Collected data entries
========================

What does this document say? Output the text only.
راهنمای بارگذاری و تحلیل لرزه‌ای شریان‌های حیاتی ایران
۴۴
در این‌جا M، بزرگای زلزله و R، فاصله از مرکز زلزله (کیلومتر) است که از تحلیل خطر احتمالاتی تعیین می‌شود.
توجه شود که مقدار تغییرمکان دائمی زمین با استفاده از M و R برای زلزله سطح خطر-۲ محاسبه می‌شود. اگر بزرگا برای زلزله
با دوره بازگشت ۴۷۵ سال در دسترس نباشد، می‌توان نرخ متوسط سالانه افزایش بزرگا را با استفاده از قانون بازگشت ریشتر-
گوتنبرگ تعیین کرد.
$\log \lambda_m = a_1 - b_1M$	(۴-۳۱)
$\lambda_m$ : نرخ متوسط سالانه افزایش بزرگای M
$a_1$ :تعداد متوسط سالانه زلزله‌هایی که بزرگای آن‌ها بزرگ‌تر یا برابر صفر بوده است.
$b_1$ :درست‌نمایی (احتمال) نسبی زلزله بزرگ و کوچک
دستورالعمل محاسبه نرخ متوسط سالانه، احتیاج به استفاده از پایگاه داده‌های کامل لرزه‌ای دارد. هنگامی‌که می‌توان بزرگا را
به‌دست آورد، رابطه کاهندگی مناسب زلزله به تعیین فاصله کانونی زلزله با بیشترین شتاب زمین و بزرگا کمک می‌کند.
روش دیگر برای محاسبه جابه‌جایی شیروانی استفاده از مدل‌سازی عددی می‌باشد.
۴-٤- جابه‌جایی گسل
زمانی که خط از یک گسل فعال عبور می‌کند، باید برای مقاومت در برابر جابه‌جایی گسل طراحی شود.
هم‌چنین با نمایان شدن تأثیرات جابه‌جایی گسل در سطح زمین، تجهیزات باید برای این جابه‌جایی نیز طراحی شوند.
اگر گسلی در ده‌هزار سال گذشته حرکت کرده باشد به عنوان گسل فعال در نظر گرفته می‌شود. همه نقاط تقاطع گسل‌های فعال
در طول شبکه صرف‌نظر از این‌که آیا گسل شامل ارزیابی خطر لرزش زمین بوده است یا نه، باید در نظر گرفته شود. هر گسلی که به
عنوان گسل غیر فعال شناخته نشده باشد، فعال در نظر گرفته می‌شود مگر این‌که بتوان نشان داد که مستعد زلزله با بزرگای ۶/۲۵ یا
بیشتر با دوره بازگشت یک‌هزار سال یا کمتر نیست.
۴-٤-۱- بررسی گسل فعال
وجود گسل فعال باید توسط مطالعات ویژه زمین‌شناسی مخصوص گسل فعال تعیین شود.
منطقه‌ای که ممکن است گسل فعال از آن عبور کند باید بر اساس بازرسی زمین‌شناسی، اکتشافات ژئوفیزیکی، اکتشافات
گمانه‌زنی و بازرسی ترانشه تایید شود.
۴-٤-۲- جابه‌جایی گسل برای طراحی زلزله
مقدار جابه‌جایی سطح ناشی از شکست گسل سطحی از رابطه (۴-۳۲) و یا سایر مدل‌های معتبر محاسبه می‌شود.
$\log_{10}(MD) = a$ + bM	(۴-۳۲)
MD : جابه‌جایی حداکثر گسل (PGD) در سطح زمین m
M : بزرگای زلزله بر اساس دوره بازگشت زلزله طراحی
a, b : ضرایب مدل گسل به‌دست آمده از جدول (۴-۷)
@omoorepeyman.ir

========================

● THE PROBLEM:
Would you copy out each line exactly as written?

● SOLUTION TO THIS EXERCISE:
What does this document say? Output the text only.
راهنمای بارگذاری و تحلیل لرزه‌ای شریان‌های حیاتی ایران
۴۴
در این‌جا M، بزرگای زلزله و R، فاصله از مرکز زلزله (کیلومتر) است که از تحلیل خطر احتمالاتی تعیین می‌شود.
توجه شود که مقدار تغییرمکان دائمی زمین با استفاده از M و R برای زلزله سطح خطر-۲ محاسبه می‌شود. اگر بزرگا برای زلزله
با دوره بازگشت ۴۷۵ سال در دسترس نباشد، می‌توان نرخ متوسط سالانه افزایش بزرگا را با استفاده از قانون بازگشت ریشتر-
گوتنبرگ تعیین کرد.
$\log \lambda_m = a_1 - b_1M$	(۴-۳۱)
$\lambda_m$ : نرخ متوسط سالانه افزایش بزرگای M
$a_1$ :تعداد متوسط سالانه زلزله‌هایی که بزرگای آن‌ها بزرگ‌تر یا برابر صفر بوده است.
$b_1$ :درست‌نمایی (احتمال) نسبی زلزله بزرگ و کوچک
دستورالعمل محاسبه نرخ متوسط سالانه، احتیاج به استفاده از پایگاه داده‌های کامل لرزه‌ای دارد. هنگامی‌که می‌توان بزرگا را
به‌دست آورد، رابطه کاهندگی مناسب زلزله به تعیین فاصله کانونی زلزله با بیشترین شتاب زمین و بزرگا کمک می‌کند.
روش دیگر برای محاسبه جابه‌جایی شیروانی استفاده از مدل‌سازی عددی می‌باشد.
۴-٤- جابه‌جایی گسل
زمانی که خط از یک گسل فعال عبور می‌کند، باید برای مقاومت در برابر جابه‌جایی گسل طراحی شود.
هم‌چنین با نمایان شدن تأثیرات جابه‌جایی گسل در سطح زمین، تجهیزات باید برای این جابه‌جایی نیز طراحی شوند.
اگر گسلی در ده‌هزار سال گذشته حرکت کرده باشد به عنوان گسل فعال در نظر گرفته می‌شود. همه نقاط تقاطع گسل‌های فعال
در طول شبکه صرف‌نظر از این‌که آیا گسل شامل ارزیابی خطر لرزش زمین بوده است یا نه، باید در نظر گرفته شود. هر گسلی که به
عنوان گسل غیر فعال شناخته نشده باشد، فعال در نظر گرفته می‌شود مگر این‌که بتوان نشان داد که مستعد زلزله با بزرگای ۶/۲۵ یا
بیشتر با دوره بازگشت یک‌هزار سال یا کمتر نیست.
۴-٤-۱- بررسی گسل فعال
وجود گسل فعال باید توسط مطالعات ویژه زمین‌شناسی مخصوص گسل فعال تعیین شود.
منطقه‌ای که ممکن است گسل فعال از آن عبور کند باید بر اساس بازرسی زمین‌شناسی، اکتشافات ژئوفیزیکی، اکتشافات
گمانه‌زنی و بازرسی ترانشه تایید شود.
۴-٤-۲- جابه‌جایی گسل برای طراحی زلزله
مقدار جابه‌جایی سطح ناشی از شکست گسل سطحی از رابطه (۴-۳۲) و یا سایر مدل‌های معتبر محاسبه می‌شود.
$\log_{10}(MD) = a$ + bM	(۴-۳۲)
MD : جابه‌جایی حداکثر گسل (PGD) در سطح زمین m
M : بزرگای زلزله بر اساس دوره بازگشت زلزله طراحی
a, b : ضرایب مدل گسل به‌دست آمده از جدول (۴-۷)
@omoorepeyman.ir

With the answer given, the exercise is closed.